+++ GIVEN RECORDS

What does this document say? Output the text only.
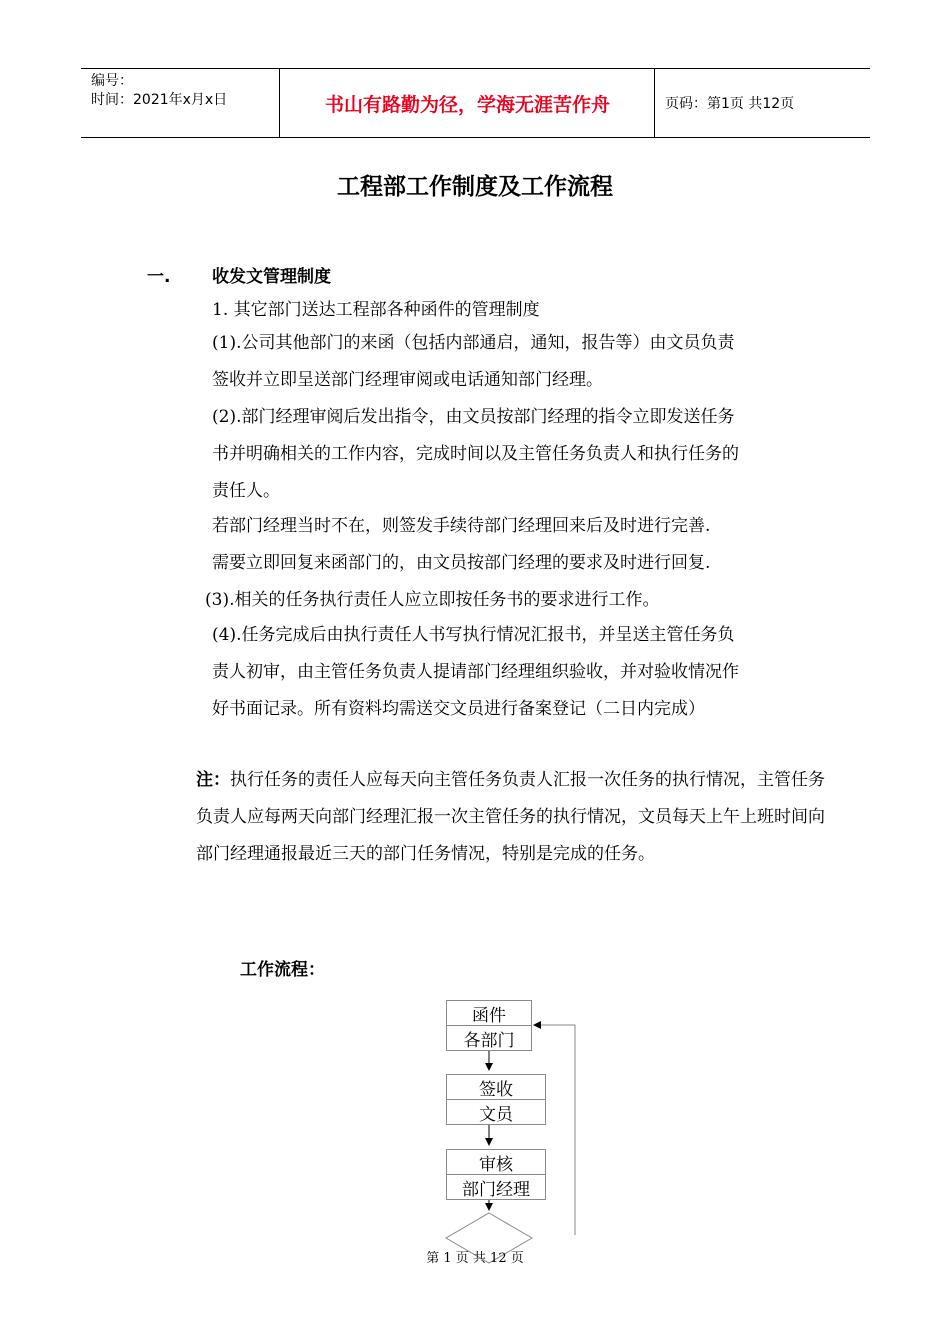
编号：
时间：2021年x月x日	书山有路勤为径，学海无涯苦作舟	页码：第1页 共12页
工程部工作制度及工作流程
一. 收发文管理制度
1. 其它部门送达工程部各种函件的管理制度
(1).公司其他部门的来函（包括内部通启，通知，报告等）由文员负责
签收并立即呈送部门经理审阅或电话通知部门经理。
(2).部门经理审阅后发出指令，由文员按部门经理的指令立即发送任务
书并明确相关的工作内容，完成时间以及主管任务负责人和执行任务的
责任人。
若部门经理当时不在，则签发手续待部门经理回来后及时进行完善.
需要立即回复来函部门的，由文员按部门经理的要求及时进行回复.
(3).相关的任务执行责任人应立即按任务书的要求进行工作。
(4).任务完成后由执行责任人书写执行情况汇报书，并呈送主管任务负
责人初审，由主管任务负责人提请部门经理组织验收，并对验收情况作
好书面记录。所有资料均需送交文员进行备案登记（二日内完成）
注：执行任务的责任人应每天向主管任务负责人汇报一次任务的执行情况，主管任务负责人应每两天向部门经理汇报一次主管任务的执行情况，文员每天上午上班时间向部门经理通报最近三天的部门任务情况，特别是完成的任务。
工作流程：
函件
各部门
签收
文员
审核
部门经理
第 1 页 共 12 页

++++++

Reproduce every line precisely as given, omitting all pictures.

**CORRECT RESULT**
What does this document say? Output the text only.
编号：
时间：2021年x月x日	书山有路勤为径，学海无涯苦作舟	页码：第1页 共12页
工程部工作制度及工作流程
一. 收发文管理制度
1. 其它部门送达工程部各种函件的管理制度
(1).公司其他部门的来函（包括内部通启，通知，报告等）由文员负责
签收并立即呈送部门经理审阅或电话通知部门经理。
(2).部门经理审阅后发出指令，由文员按部门经理的指令立即发送任务
书并明确相关的工作内容，完成时间以及主管任务负责人和执行任务的
责任人。
若部门经理当时不在，则签发手续待部门经理回来后及时进行完善.
需要立即回复来函部门的，由文员按部门经理的要求及时进行回复.
(3).相关的任务执行责任人应立即按任务书的要求进行工作。
(4).任务完成后由执行责任人书写执行情况汇报书，并呈送主管任务负
责人初审，由主管任务负责人提请部门经理组织验收，并对验收情况作
好书面记录。所有资料均需送交文员进行备案登记（二日内完成）
注：执行任务的责任人应每天向主管任务负责人汇报一次任务的执行情况，主管任务负责人应每两天向部门经理汇报一次主管任务的执行情况，文员每天上午上班时间向部门经理通报最近三天的部门任务情况，特别是完成的任务。
工作流程：
函件
各部门
签收
文员
审核
部门经理
第 1 页 共 12 页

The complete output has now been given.